Dataset listings of figures:
────────
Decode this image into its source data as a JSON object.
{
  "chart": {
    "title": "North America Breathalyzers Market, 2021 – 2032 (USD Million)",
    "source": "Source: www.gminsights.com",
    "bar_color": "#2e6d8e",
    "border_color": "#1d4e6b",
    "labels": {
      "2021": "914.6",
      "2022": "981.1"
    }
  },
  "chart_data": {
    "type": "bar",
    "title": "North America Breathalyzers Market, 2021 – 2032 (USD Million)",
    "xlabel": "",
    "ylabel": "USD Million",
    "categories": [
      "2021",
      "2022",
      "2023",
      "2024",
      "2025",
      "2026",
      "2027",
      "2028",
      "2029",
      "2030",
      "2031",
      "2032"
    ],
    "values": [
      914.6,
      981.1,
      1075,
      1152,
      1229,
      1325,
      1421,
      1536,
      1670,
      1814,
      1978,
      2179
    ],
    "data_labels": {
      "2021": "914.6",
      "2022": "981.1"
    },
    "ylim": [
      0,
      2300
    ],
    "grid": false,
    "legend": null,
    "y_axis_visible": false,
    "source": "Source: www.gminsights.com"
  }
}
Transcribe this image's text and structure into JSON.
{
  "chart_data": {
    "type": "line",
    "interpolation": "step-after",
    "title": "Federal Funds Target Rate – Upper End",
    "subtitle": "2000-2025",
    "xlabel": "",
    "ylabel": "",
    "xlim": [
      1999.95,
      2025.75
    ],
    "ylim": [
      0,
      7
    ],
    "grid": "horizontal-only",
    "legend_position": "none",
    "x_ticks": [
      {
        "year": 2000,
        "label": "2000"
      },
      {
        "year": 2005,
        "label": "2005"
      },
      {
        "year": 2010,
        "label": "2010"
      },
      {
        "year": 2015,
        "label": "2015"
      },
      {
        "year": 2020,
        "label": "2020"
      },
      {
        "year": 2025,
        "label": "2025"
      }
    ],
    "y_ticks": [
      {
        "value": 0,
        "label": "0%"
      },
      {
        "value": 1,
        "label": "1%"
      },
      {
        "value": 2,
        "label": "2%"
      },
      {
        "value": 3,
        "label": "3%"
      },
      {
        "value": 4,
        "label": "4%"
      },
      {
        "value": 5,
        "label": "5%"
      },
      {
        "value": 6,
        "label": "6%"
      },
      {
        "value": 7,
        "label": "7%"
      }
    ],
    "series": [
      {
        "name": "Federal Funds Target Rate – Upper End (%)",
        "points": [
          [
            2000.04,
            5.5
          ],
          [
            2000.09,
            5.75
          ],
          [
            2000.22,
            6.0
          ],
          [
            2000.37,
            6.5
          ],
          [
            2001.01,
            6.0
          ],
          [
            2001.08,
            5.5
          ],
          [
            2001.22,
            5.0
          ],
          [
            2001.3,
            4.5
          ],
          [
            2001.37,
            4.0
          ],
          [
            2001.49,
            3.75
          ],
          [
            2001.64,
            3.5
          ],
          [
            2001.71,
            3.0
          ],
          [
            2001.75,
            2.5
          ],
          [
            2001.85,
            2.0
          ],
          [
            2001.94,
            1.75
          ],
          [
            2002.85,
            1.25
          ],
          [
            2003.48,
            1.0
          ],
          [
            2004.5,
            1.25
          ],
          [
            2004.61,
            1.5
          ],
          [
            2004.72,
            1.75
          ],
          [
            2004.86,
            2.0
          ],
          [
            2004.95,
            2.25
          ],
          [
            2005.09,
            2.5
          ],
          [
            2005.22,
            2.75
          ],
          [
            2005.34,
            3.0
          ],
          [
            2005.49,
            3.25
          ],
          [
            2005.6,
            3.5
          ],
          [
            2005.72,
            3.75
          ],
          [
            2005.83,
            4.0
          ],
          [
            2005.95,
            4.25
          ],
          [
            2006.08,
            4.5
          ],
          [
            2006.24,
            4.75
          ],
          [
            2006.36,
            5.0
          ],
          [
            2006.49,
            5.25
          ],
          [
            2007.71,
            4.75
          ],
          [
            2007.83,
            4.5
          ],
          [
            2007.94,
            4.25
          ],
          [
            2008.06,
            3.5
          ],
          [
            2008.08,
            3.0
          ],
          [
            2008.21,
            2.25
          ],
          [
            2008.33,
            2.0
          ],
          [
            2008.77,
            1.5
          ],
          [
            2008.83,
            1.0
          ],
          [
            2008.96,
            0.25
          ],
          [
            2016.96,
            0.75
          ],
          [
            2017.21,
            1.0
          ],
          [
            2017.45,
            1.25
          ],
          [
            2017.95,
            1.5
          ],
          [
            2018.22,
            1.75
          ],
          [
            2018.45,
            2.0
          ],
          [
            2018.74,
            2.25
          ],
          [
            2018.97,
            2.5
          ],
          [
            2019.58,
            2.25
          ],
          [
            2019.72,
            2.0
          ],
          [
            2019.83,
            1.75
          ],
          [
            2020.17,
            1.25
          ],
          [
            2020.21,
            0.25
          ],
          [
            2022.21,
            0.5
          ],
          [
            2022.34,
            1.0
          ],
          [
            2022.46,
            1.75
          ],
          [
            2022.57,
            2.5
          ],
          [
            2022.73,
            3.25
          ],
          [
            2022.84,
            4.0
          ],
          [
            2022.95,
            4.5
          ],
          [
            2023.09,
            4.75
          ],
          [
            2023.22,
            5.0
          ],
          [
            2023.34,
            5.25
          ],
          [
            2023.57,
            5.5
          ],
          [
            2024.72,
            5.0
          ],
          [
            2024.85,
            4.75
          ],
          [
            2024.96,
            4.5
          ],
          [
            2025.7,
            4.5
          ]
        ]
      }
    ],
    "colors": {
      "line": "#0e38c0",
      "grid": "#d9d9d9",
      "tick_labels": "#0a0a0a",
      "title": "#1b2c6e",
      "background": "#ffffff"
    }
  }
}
────────
**The request:**
Take the lines above and print them exactly.

**Answer in full:**
Decode this image into its source data as a JSON object.
{
  "chart": {
    "title": "North America Breathalyzers Market, 2021 – 2032 (USD Million)",
    "source": "Source: www.gminsights.com",
    "bar_color": "#2e6d8e",
    "border_color": "#1d4e6b",
    "labels": {
      "2021": "914.6",
      "2022": "981.1"
    }
  },
  "chart_data": {
    "type": "bar",
    "title": "North America Breathalyzers Market, 2021 – 2032 (USD Million)",
    "xlabel": "",
    "ylabel": "USD Million",
    "categories": [
      "2021",
      "2022",
      "2023",
      "2024",
      "2025",
      "2026",
      "2027",
      "2028",
      "2029",
      "2030",
      "2031",
      "2032"
    ],
    "values": [
      914.6,
      981.1,
      1075,
      1152,
      1229,
      1325,
      1421,
      1536,
      1670,
      1814,
      1978,
      2179
    ],
    "data_labels": {
      "2021": "914.6",
      "2022": "981.1"
    },
    "ylim": [
      0,
      2300
    ],
    "grid": false,
    "legend": null,
    "y_axis_visible": false,
    "source": "Source: www.gminsights.com"
  }
}
Transcribe this image's text and structure into JSON.
{
  "chart_data": {
    "type": "line",
    "interpolation": "step-after",
    "title": "Federal Funds Target Rate – Upper End",
    "subtitle": "2000-2025",
    "xlabel": "",
    "ylabel": "",
    "xlim": [
      1999.95,
      2025.75
    ],
    "ylim": [
      0,
      7
    ],
    "grid": "horizontal-only",
    "legend_position": "none",
    "x_ticks": [
      {
        "year": 2000,
        "label": "2000"
      },
      {
        "year": 2005,
        "label": "2005"
      },
      {
        "year": 2010,
        "label": "2010"
      },
      {
        "year": 2015,
        "label": "2015"
      },
      {
        "year": 2020,
        "label": "2020"
      },
      {
        "year": 2025,
        "label": "2025"
      }
    ],
    "y_ticks": [
      {
        "value": 0,
        "label": "0%"
      },
      {
        "value": 1,
        "label": "1%"
      },
      {
        "value": 2,
        "label": "2%"
      },
      {
        "value": 3,
        "label": "3%"
      },
      {
        "value": 4,
        "label": "4%"
      },
      {
        "value": 5,
        "label": "5%"
      },
      {
        "value": 6,
        "label": "6%"
      },
      {
        "value": 7,
        "label": "7%"
      }
    ],
    "series": [
      {
        "name": "Federal Funds Target Rate – Upper End (%)",
        "points": [
          [
            2000.04,
            5.5
          ],
          [
            2000.09,
            5.75
          ],
          [
            2000.22,
            6.0
          ],
          [
            2000.37,
            6.5
          ],
          [
            2001.01,
            6.0
          ],
          [
            2001.08,
            5.5
          ],
          [
            2001.22,
            5.0
          ],
          [
            2001.3,
            4.5
          ],
          [
            2001.37,
            4.0
          ],
          [
            2001.49,
            3.75
          ],
          [
            2001.64,
            3.5
          ],
          [
            2001.71,
            3.0
          ],
          [
            2001.75,
            2.5
          ],
          [
            2001.85,
            2.0
          ],
          [
            2001.94,
            1.75
          ],
          [
            2002.85,
            1.25
          ],
          [
            2003.48,
            1.0
          ],
          [
            2004.5,
            1.25
          ],
          [
            2004.61,
            1.5
          ],
          [
            2004.72,
            1.75
          ],
          [
            2004.86,
            2.0
          ],
          [
            2004.95,
            2.25
          ],
          [
            2005.09,
            2.5
          ],
          [
            2005.22,
            2.75
          ],
          [
            2005.34,
            3.0
          ],
          [
            2005.49,
            3.25
          ],
          [
            2005.6,
            3.5
          ],
          [
            2005.72,
            3.75
          ],
          [
            2005.83,
            4.0
          ],
          [
            2005.95,
            4.25
          ],
          [
            2006.08,
            4.5
          ],
          [
            2006.24,
            4.75
          ],
          [
            2006.36,
            5.0
          ],
          [
            2006.49,
            5.25
          ],
          [
            2007.71,
            4.75
          ],
          [
            2007.83,
            4.5
          ],
          [
            2007.94,
            4.25
          ],
          [
            2008.06,
            3.5
          ],
          [
            2008.08,
            3.0
          ],
          [
            2008.21,
            2.25
          ],
          [
            2008.33,
            2.0
          ],
          [
            2008.77,
            1.5
          ],
          [
            2008.83,
            1.0
          ],
          [
            2008.96,
            0.25
          ],
          [
            2016.96,
            0.75
          ],
          [
            2017.21,
            1.0
          ],
          [
            2017.45,
            1.25
          ],
          [
            2017.95,
            1.5
          ],
          [
            2018.22,
            1.75
          ],
          [
            2018.45,
            2.0
          ],
          [
            2018.74,
            2.25
          ],
          [
            2018.97,
            2.5
          ],
          [
            2019.58,
            2.25
          ],
          [
            2019.72,
            2.0
          ],
          [
            2019.83,
            1.75
          ],
          [
            2020.17,
            1.25
          ],
          [
            2020.21,
            0.25
          ],
          [
            2022.21,
            0.5
          ],
          [
            2022.34,
            1.0
          ],
          [
            2022.46,
            1.75
          ],
          [
            2022.57,
            2.5
          ],
          [
            2022.73,
            3.25
          ],
          [
            2022.84,
            4.0
          ],
          [
            2022.95,
            4.5
          ],
          [
            2023.09,
            4.75
          ],
          [
            2023.22,
            5.0
          ],
          [
            2023.34,
            5.25
          ],
          [
            2023.57,
            5.5
          ],
          [
            2024.72,
            5.0
          ],
          [
            2024.85,
            4.75
          ],
          [
            2024.96,
            4.5
          ],
          [
            2025.7,
            4.5
          ]
        ]
      }
    ],
    "colors": {
      "line": "#0e38c0",
      "grid": "#d9d9d9",
      "tick_labels": "#0a0a0a",
      "title": "#1b2c6e",
      "background": "#ffffff"
    }
  }
}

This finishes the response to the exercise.